[GOAL OF THE EXERCISE]
Find the string "трябва" in the data, then copy every line where it is found.

§ §

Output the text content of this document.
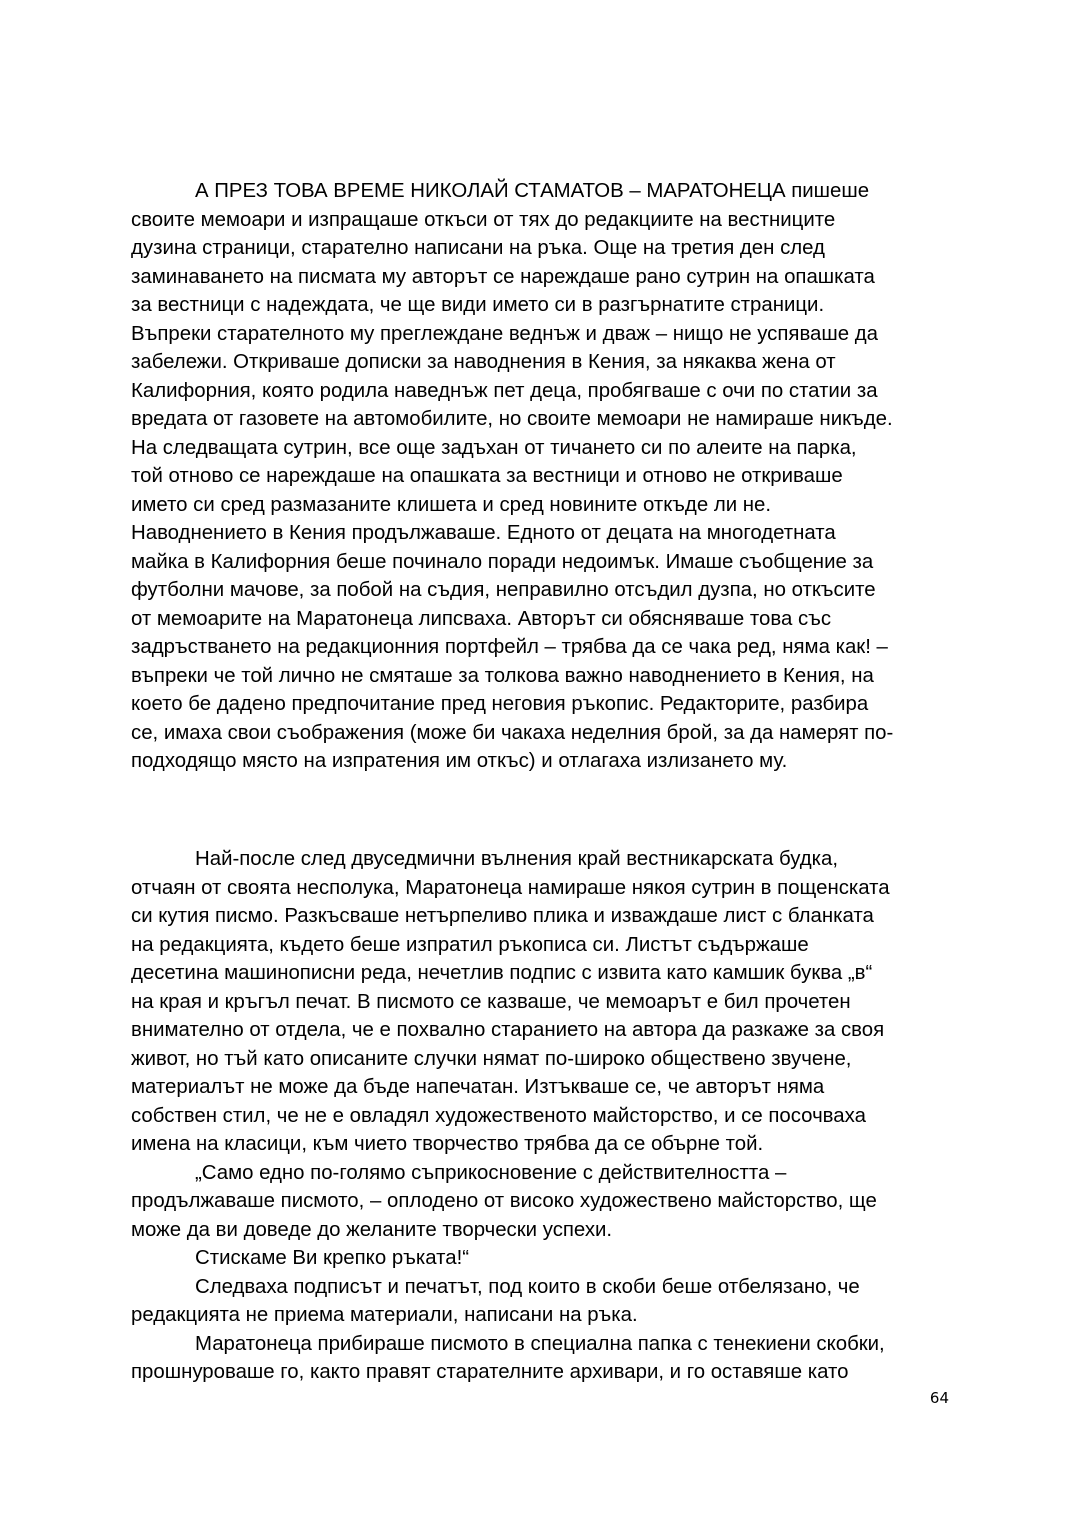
А ПРЕЗ ТОВА ВРЕМЕ НИКОЛАЙ СТАМАТОВ – МАРАТОНЕЦА пишеше
своите мемоари и изпращаше откъси от тях до редакциите на вестниците
дузина страници, старателно написани на ръка. Още на третия ден след
заминаването на писмата му авторът се нареждаше рано сутрин на опашката
за вестници с надеждата, че ще види името си в разгърнатите страници.
Въпреки старателното му преглеждане веднъж и дваж – нищо не успяваше да
забележи. Откриваше дописки за наводнения в Кения, за някаква жена от
Калифорния, която родила наведнъж пет деца, пробягваше с очи по статии за
вредата от газовете на автомобилите, но своите мемоари не намираше никъде.
На следващата сутрин, все още задъхан от тичането си по алеите на парка,
той отново се нареждаше на опашката за вестници и отново не откриваше
името си сред размазаните клишета и сред новините откъде ли не.
Наводнението в Кения продължаваше. Едното от децата на многодетната
майка в Калифорния беше починало поради недоимък. Имаше съобщение за
футболни мачове, за побой на съдия, неправилно отсъдил дузпа, но откъсите
от мемоарите на Маратонеца липсваха. Авторът си обясняваше това със
задръстването на редакционния портфейл – трябва да се чака ред, няма как! –
въпреки че той лично не смяташе за толкова важно наводнението в Кения, на
което бе дадено предпочитание пред неговия ръкопис. Редакторите, разбира
се, имаха свои съображения (може би чакаха неделния брой, за да намерят по-
подходящо място на изпратения им откъс) и отлагаха излизането му.
Най-после след двуседмични вълнения край вестникарската будка,
отчаян от своята несполука, Маратонеца намираше някоя сутрин в пощенската
си кутия писмо. Разкъсваше нетърпеливо плика и изваждаше лист с бланката
на редакцията, където беше изпратил ръкописа си. Листът съдържаше
десетина машинописни реда, нечетлив подпис с извита като камшик буква „в“
на края и кръгъл печат. В писмото се казваше, че мемоарът е бил прочетен
внимателно от отдела, че е похвално старанието на автора да разкаже за своя
живот, но тъй като описаните случки нямат по-широко обществено звучене,
материалът не може да бъде напечатан. Изтъкваше се, че авторът няма
собствен стил, че не е овладял художественото майсторство, и се посочваха
имена на класици, към чието творчество трябва да се обърне той.
„Само едно по-голямо съприкосновение с действителността –
продължаваше писмото, – оплодено от високо художествено майсторство, ще
може да ви доведе до желаните творчески успехи.
Стискаме Ви крепко ръката!“
Следваха подписът и печатът, под които в скоби беше отбелязано, че
редакцията не приема материали, написани на ръка.
Маратонеца прибираше писмото в специална папка с тенекиени скобки,
прошнуроваше го, както правят старателните архивари, и го оставяше като
64
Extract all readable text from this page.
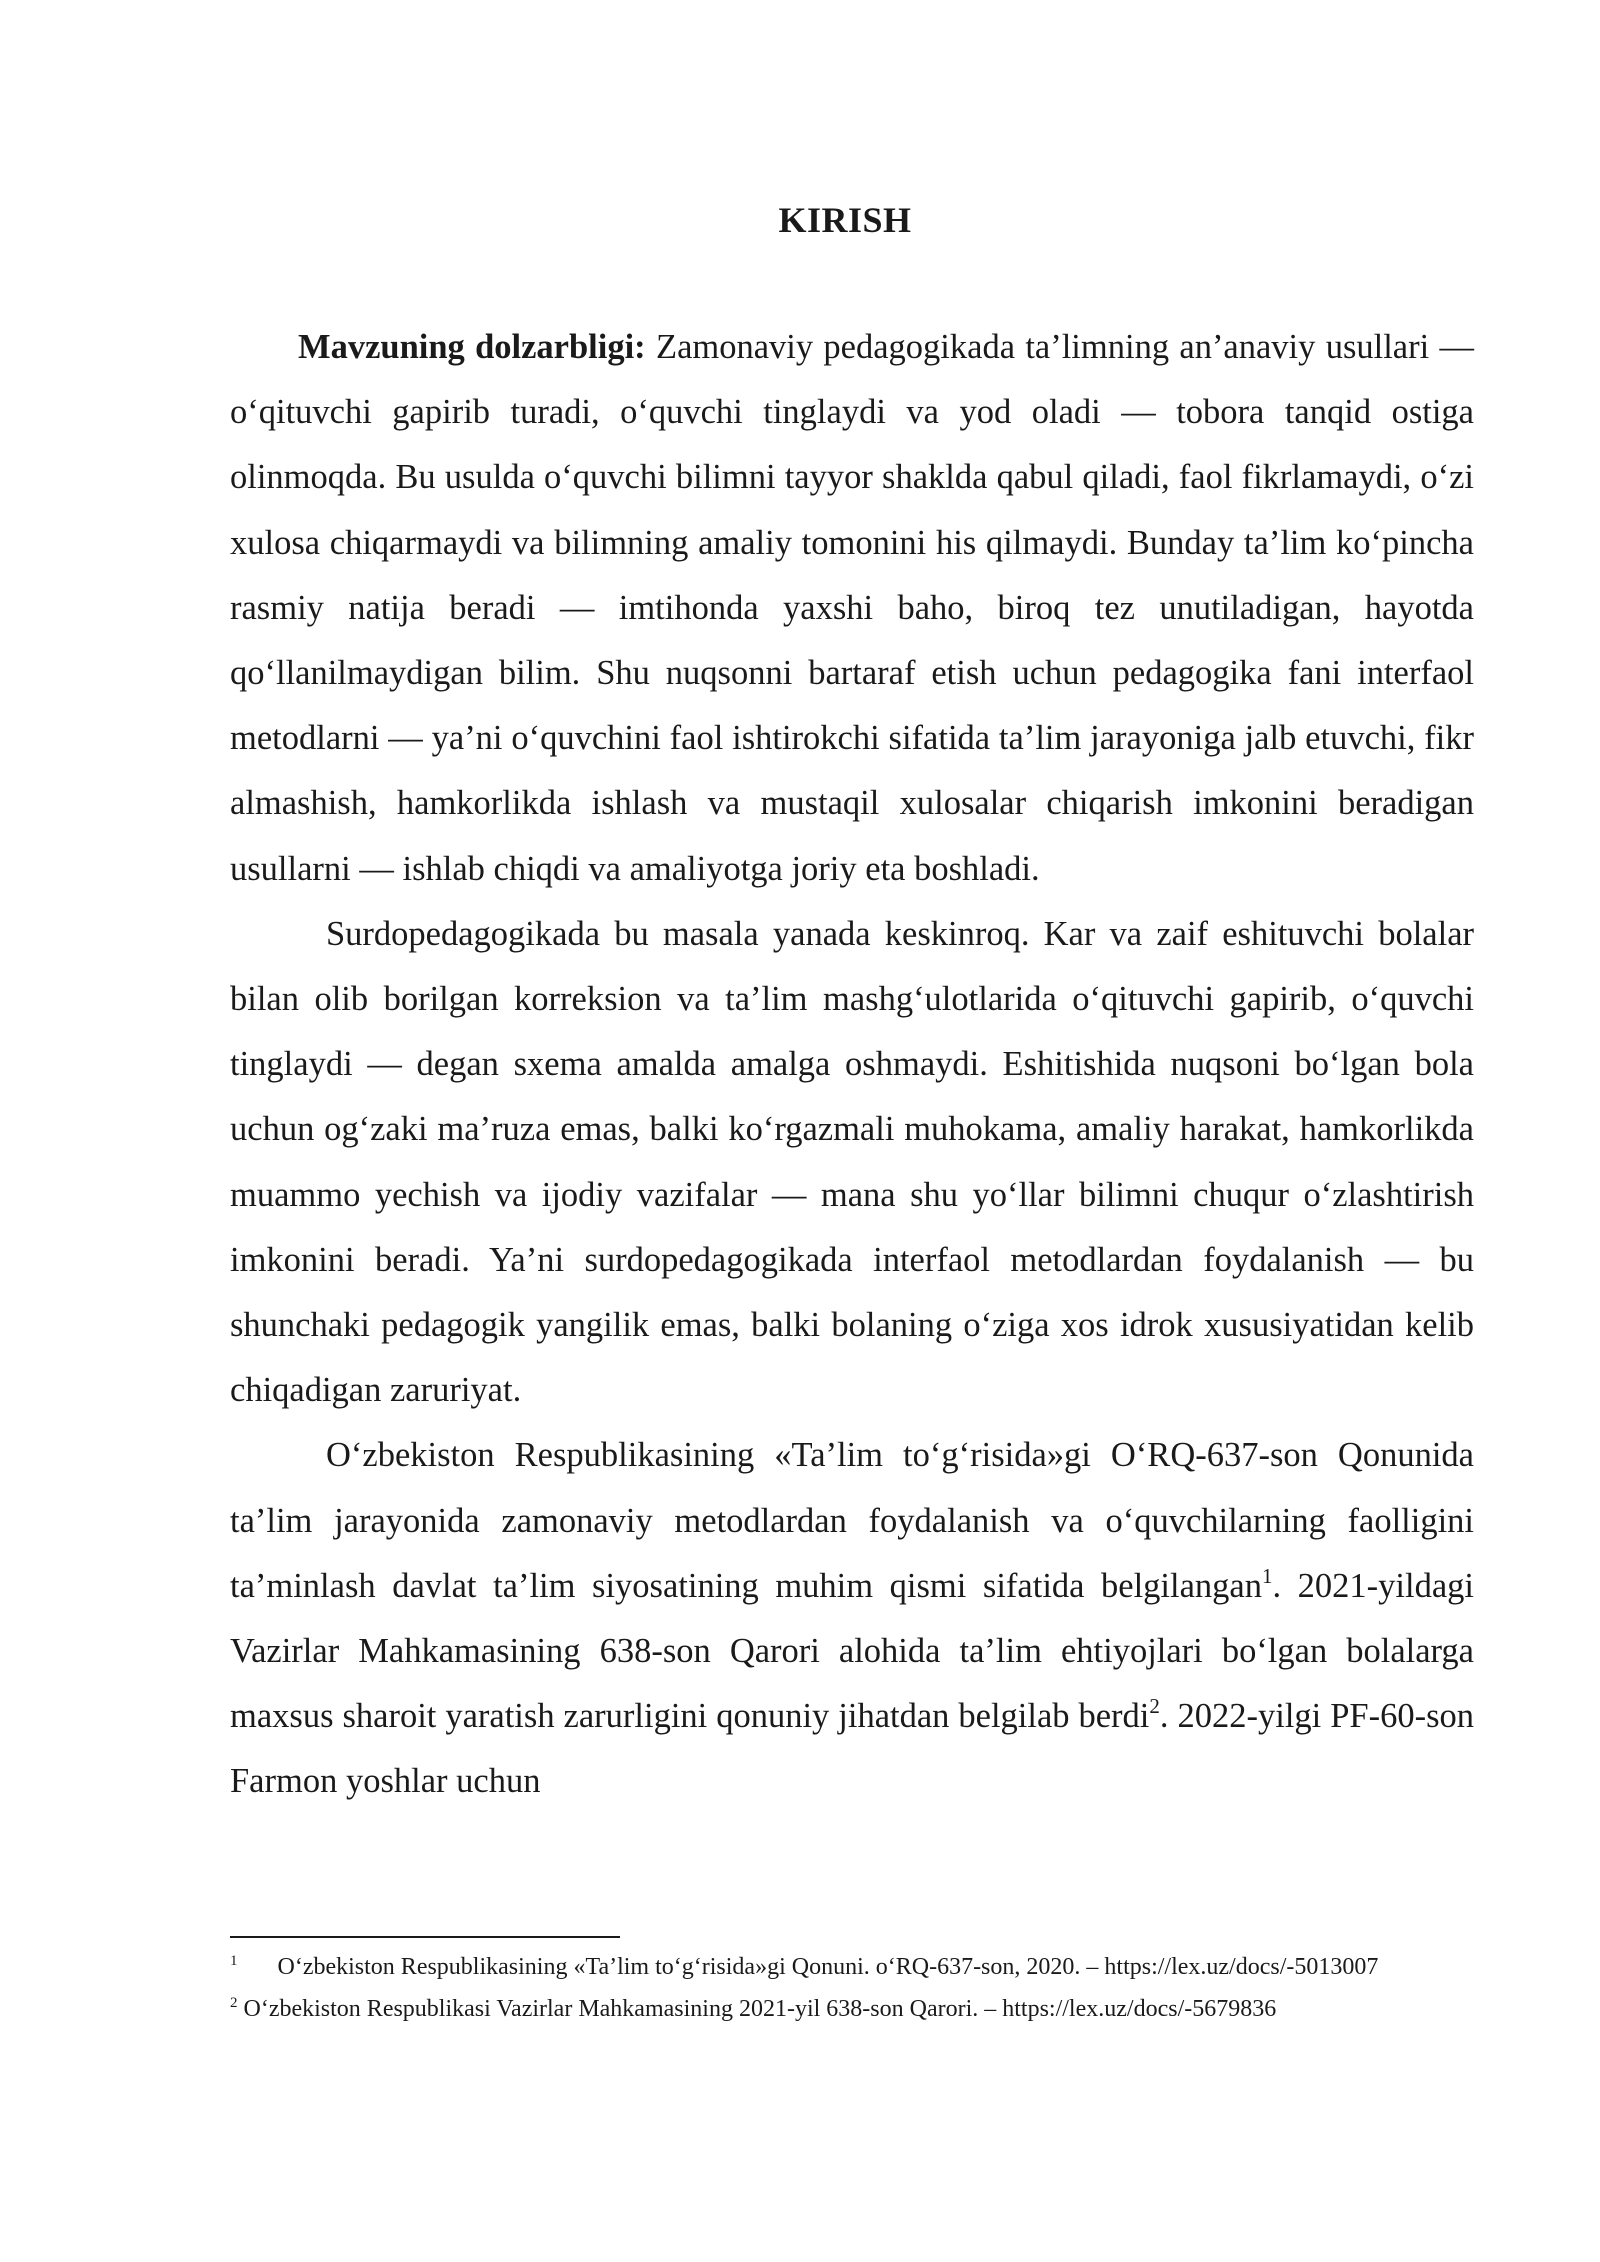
KIRISH

Mavzuning dolzarbligi: Zamonaviy pedagogikada ta’limning an’anaviy usullari — o‘qituvchi gapirib turadi, o‘quvchi tinglaydi va yod oladi — tobora tanqid ostiga olinmoqda. Bu usulda o‘quvchi bilimni tayyor shaklda qabul qiladi, faol fikrlamaydi, o‘zi xulosa chiqarmaydi va bilimning amaliy tomonini his qilmaydi. Bunday ta’lim ko‘pincha rasmiy natija beradi — imtihonda yaxshi baho, biroq tez unutiladigan, hayotda qo‘llanilmaydigan bilim. Shu nuqsonni bartaraf etish uchun pedagogika fani interfaol metodlarni — ya’ni o‘quvchini faol ishtirokchi sifatida ta’lim jarayoniga jalb etuvchi, fikr almashish, hamkorlikda ishlash va mustaqil xulosalar chiqarish imkonini beradigan usullarni — ishlab chiqdi va amaliyotga joriy eta boshladi.

Surdopedagogikada bu masala yanada keskinroq. Kar va zaif eshituvchi bolalar bilan olib borilgan korreksion va ta’lim mashg‘ulotlarida o‘qituvchi gapirib, o‘quvchi tinglaydi — degan sxema amalda amalga oshmaydi. Eshitishida nuqsoni bo‘lgan bola uchun og‘zaki ma’ruza emas, balki ko‘rgazmali muhokama, amaliy harakat, hamkorlikda muammo yechish va ijodiy vazifalar — mana shu yo‘llar bilimni chuqur o‘zlashtirish imkonini beradi. Ya’ni surdopedagogikada interfaol metodlardan foydalanish — bu shunchaki pedagogik yangilik emas, balki bolaning o‘ziga xos idrok xususiyatidan kelib chiqadigan zaruriyat.

O‘zbekiston Respublikasining «Ta’lim to‘g‘risida»gi O‘RQ-637-son Qonunida ta’lim jarayonida zamonaviy metodlardan foydalanish va o‘quvchilarning faolligini ta’minlash davlat ta’lim siyosatining muhim qismi sifatida belgilangan$^1$. 2021-yildagi Vazirlar Mahkamasining 638-son Qarori alohida ta’lim ehtiyojlari bo‘lgan bolalarga maxsus sharoit yaratish zarurligini qonuniy jihatdan belgilab berdi$^2$. 2022-yilgi PF-60-son Farmon yoshlar uchun

$^1$ O‘zbekiston Respublikasining «Ta’lim to‘g‘risida»gi Qonuni. o‘RQ-637-son, 2020. – https://lex.uz/docs/-5013007

$^2$ O‘zbekiston Respublikasi Vazirlar Mahkamasining 2021-yil 638-son Qarori. – https://lex.uz/docs/-5679836
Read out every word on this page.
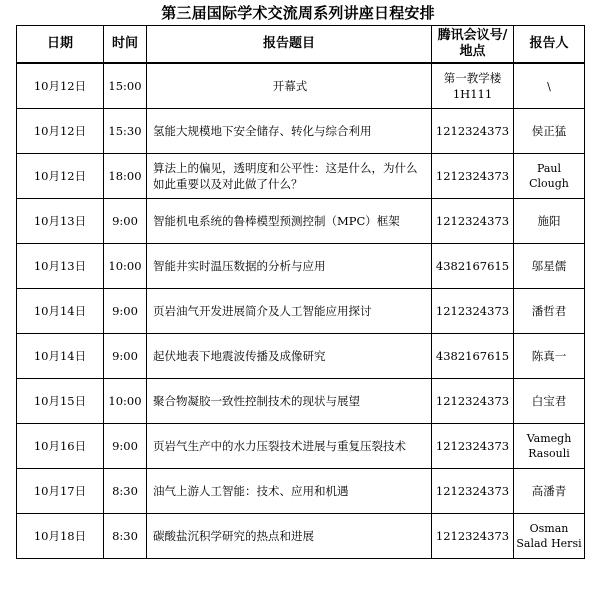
第三届国际学术交流周系列讲座日程安排
日期	时间	报告题目	腾讯会议号/地点	报告人
10月12日	15:00	开幕式	第一教学楼 1H111	\
10月12日	15:30	氢能大规模地下安全储存、转化与综合利用	1212324373	侯正猛
10月12日	18:00	算法上的偏见，透明度和公平性：这是什么，为什么如此重要以及对此做了什么？	1212324373	Paul Clough
10月13日	9:00	智能机电系统的鲁棒模型预测控制（MPC）框架	1212324373	施阳
10月13日	10:00	智能井实时温压数据的分析与应用	4382167615	邬星儒
10月14日	9:00	页岩油气开发进展简介及人工智能应用探讨	1212324373	潘哲君
10月14日	9:00	起伏地表下地震波传播及成像研究	4382167615	陈真一
10月15日	10:00	聚合物凝胶一致性控制技术的现状与展望	1212324373	白宝君
10月16日	9:00	页岩气生产中的水力压裂技术进展与重复压裂技术	1212324373	Vamegh Rasouli
10月17日	8:30	油气上游人工智能：技术、应用和机遇	1212324373	高潘青
10月18日	8:30	碳酸盐沉积学研究的热点和进展	1212324373	Osman Salad Hersi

§ §

[FINAL RESULT]
задръстването на редакционния портфейл – трябва да се чака ред, няма как! –
имена на класици, към чието творчество трябва да се обърне той.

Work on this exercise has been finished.